The cumulative strategy of News of My People is to coordinate and drive community development projects that would allow rural Guatemalans to take advantage of their cultural and natural heritage with financial support from migrant communities and guidance from News of My People’s foundation. The info-activists would play a key role in seeking out opportunities for projects as they report on community issues, revealing, for example, the need for a new municipal drainage system or a new roof for a village’s primary school. Their access to government officials allows them to gain and share credible information that can inform potential development plans.

The foundation is where Luis will use his alliances with members of academia to help consult and guide projects. The community development work would be sponsored by communities of migrants that would be able to collectively send their remittances for a project with which they are familiar through reading News of My People. This strategy builds off of previous efforts that migrant communities have undergone to send collective remittances to their community in times of natural disasters. The foundation’s projects would allow migrants to make a similar collective contribution to a proactive project in their community that would be carried out under the auspices of an organization they know and trust.

After establishing News of My People in Guatemala, Luis plans to create franchises of the organization in other countries that experience similarly high levels of migration in Central America and later in Mexico.

Stored data entries
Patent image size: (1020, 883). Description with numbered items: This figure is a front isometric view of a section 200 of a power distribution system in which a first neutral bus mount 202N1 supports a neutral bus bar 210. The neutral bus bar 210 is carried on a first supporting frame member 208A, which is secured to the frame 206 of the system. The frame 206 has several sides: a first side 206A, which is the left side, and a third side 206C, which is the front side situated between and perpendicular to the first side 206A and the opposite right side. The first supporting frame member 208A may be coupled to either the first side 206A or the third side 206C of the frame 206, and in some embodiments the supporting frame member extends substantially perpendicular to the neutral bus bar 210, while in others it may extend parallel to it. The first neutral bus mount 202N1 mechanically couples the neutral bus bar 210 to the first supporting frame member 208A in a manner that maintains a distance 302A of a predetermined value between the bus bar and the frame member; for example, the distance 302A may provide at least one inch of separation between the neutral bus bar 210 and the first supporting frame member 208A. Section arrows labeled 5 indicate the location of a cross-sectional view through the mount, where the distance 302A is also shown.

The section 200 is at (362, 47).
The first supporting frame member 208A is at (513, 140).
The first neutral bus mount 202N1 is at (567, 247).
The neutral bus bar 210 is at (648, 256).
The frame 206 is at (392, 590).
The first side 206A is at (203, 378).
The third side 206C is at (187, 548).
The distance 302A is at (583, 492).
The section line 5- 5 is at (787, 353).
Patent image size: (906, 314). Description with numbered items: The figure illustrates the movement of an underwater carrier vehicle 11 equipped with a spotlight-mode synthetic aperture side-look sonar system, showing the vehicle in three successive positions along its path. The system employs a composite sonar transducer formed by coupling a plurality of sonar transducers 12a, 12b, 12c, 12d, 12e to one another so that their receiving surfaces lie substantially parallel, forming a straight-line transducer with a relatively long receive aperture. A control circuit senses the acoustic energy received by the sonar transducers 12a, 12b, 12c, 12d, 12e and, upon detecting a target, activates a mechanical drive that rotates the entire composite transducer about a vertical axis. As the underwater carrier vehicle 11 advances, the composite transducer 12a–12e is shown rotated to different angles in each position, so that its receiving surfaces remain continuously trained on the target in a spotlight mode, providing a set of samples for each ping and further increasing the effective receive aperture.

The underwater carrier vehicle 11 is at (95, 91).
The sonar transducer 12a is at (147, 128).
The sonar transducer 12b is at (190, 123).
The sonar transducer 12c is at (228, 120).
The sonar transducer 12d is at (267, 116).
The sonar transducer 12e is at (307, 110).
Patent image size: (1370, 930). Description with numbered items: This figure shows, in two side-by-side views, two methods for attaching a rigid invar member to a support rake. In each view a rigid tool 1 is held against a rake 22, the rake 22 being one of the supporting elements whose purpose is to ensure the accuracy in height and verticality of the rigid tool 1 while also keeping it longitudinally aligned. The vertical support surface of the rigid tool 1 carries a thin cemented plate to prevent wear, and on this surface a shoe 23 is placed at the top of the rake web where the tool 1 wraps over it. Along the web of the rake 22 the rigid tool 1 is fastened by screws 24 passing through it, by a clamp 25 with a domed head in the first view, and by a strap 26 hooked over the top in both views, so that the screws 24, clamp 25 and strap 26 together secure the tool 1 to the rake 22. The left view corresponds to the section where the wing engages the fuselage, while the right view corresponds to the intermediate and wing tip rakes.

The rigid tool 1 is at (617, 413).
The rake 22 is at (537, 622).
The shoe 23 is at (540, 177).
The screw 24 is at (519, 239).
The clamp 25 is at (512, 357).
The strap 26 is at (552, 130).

TASKS TO PERFORM
A – In the text about News of My People, rewrite the passage from "The cumulative strategy" to "potential development plans.", switching "info-activists" to "community reporters".
B – According to the text about News of My People, what does Luis plan to do after establishing the organization in Guatemala?
Use only the text about News of My People.

ANSWERS FOR THIS EXERCISE
A –
The cumulative strategy of News of My People is to coordinate and drive community development projects that would allow rural Guatemalans to take advantage of their cultural and natural heritage with financial support from migrant communities and guidance from News of My People’s foundation. The community reporters would play a key role in seeking out opportunities for projects as they report on community issues, revealing, for example, the need for a new municipal drainage system or a new roof for a village’s primary school. Their access to government officials allows them to gain and share credible information that can inform potential development plans.

B – He plans to create franchises in other Central American countries with similarly high levels of migration, and later in Mexico.